>> BEGIN
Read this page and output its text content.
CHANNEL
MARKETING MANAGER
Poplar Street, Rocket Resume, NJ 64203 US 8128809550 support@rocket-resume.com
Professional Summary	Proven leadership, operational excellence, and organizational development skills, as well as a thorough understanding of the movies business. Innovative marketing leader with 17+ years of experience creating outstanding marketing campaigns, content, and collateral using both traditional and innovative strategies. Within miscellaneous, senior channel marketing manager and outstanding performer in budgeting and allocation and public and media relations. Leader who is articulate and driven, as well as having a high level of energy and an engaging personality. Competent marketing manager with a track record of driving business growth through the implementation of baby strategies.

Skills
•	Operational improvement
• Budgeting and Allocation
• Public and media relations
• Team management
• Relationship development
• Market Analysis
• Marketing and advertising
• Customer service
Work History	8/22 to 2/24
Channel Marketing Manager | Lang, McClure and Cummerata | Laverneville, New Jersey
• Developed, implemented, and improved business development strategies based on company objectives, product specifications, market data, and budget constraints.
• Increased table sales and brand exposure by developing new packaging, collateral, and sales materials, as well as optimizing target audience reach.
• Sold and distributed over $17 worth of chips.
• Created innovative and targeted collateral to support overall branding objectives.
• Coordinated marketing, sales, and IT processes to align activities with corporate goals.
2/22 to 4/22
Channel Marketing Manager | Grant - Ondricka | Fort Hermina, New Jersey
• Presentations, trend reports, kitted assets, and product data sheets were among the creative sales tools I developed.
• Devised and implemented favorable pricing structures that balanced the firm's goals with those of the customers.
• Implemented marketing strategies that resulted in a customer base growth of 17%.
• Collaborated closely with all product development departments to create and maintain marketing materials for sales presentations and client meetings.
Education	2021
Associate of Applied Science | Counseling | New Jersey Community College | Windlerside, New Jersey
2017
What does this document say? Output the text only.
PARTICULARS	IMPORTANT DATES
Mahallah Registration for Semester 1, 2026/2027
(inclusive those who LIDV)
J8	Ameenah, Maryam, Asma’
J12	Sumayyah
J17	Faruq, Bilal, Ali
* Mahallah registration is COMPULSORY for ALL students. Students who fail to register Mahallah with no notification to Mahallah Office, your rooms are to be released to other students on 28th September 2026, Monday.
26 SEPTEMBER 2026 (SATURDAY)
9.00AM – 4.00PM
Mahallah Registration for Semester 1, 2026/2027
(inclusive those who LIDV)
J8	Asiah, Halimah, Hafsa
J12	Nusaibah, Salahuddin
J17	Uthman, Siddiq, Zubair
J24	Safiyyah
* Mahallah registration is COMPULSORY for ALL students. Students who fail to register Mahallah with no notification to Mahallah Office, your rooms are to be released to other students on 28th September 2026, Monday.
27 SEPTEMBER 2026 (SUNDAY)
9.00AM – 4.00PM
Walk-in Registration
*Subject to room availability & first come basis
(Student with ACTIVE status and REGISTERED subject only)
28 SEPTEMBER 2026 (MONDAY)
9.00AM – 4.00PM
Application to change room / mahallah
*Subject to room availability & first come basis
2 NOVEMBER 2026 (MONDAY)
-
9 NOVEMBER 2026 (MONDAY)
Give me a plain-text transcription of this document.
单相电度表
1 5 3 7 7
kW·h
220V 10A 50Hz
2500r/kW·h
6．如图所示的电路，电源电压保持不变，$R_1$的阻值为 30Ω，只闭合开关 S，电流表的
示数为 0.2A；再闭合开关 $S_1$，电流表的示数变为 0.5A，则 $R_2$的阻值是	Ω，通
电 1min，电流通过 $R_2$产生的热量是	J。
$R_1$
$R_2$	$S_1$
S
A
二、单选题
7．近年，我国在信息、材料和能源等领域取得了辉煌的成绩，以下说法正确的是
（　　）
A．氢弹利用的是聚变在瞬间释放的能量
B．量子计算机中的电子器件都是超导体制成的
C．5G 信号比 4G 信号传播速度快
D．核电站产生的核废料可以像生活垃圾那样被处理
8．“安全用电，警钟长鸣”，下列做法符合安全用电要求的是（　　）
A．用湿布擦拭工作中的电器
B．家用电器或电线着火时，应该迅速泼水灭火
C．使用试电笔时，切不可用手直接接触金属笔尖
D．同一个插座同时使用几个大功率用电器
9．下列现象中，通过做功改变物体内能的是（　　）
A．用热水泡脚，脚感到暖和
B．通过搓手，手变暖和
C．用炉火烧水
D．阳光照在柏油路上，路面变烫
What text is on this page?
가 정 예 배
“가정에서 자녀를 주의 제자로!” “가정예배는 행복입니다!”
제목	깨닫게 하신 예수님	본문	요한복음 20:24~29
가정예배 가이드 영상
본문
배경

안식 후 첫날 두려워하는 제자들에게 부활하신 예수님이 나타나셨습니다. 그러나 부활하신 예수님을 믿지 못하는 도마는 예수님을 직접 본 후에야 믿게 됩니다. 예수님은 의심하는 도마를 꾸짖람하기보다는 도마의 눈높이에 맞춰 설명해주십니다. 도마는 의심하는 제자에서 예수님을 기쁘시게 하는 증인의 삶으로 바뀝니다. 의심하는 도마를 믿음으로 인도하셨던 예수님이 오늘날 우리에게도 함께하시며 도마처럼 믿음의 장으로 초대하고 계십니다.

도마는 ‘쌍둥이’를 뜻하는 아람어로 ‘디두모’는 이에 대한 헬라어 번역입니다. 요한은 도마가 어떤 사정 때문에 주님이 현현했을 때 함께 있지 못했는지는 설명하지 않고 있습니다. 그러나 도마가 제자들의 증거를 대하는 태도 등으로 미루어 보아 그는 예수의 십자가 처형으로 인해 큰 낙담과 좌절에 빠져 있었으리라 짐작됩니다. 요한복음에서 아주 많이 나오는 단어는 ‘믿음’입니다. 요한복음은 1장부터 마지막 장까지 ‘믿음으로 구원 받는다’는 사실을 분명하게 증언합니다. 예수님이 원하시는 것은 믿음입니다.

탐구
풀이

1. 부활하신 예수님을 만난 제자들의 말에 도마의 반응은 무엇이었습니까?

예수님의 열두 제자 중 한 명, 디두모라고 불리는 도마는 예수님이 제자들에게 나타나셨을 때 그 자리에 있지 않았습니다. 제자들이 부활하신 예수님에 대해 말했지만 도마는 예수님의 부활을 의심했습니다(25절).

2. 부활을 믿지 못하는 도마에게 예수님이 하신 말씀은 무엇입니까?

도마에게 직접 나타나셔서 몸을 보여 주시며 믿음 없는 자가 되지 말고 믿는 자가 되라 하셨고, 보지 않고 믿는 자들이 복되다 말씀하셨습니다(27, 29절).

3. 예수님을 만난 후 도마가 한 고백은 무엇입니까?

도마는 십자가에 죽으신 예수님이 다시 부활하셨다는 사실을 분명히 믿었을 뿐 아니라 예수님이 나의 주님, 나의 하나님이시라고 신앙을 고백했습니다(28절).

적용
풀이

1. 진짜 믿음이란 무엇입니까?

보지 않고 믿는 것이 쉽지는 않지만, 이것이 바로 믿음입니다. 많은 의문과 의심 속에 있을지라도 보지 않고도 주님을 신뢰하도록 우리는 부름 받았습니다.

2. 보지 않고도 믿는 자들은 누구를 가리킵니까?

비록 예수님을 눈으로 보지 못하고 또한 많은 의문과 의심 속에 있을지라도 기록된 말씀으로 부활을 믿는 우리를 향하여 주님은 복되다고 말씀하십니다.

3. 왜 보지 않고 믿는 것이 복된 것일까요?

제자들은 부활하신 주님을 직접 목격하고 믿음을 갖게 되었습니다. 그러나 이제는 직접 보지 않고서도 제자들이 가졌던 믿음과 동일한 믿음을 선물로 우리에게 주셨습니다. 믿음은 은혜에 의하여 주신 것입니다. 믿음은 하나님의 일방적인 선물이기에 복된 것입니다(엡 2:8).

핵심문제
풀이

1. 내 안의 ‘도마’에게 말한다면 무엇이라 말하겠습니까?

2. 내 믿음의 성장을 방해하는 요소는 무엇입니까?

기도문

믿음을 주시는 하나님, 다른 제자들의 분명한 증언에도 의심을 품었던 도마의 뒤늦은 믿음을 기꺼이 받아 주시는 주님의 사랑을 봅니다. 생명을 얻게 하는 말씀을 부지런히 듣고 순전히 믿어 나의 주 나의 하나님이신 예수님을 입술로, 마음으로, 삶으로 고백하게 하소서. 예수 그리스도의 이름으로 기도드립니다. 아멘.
>> END
▶ Requirement: Filter the records down to the lines that contain the string "NOVEMBER", and copy those lines.

▶ Task output:
2 NOVEMBER 2026 (MONDAY)
9 NOVEMBER 2026 (MONDAY)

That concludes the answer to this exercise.